What to work on: Your task is to reproduce the material exactly.

Items listed in a dataset:
--------------------------------------------------
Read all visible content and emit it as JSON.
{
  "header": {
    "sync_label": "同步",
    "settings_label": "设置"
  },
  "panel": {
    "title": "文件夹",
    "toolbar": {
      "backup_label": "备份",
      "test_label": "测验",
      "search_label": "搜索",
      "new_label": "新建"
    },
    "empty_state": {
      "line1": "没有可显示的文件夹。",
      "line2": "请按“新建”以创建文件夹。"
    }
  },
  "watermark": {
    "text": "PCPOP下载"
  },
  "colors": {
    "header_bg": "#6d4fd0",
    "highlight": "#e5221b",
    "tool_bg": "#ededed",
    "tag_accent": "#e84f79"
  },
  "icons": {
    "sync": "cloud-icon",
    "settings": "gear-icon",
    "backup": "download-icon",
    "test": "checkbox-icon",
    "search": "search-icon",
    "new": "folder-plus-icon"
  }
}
--------------------------------------------------
Problem solution:
Read all visible content and emit it as JSON.
{
  "header": {
    "sync_label": "同步",
    "settings_label": "设置"
  },
  "panel": {
    "title": "文件夹",
    "toolbar": {
      "backup_label": "备份",
      "test_label": "测验",
      "search_label": "搜索",
      "new_label": "新建"
    },
    "empty_state": {
      "line1": "没有可显示的文件夹。",
      "line2": "请按“新建”以创建文件夹。"
    }
  },
  "watermark": {
    "text": "PCPOP下载"
  },
  "colors": {
    "header_bg": "#6d4fd0",
    "highlight": "#e5221b",
    "tool_bg": "#ededed",
    "tag_accent": "#e84f79"
  },
  "icons": {
    "sync": "cloud-icon",
    "settings": "gear-icon",
    "backup": "download-icon",
    "test": "checkbox-icon",
    "search": "search-icon",
    "new": "folder-plus-icon"
  }
}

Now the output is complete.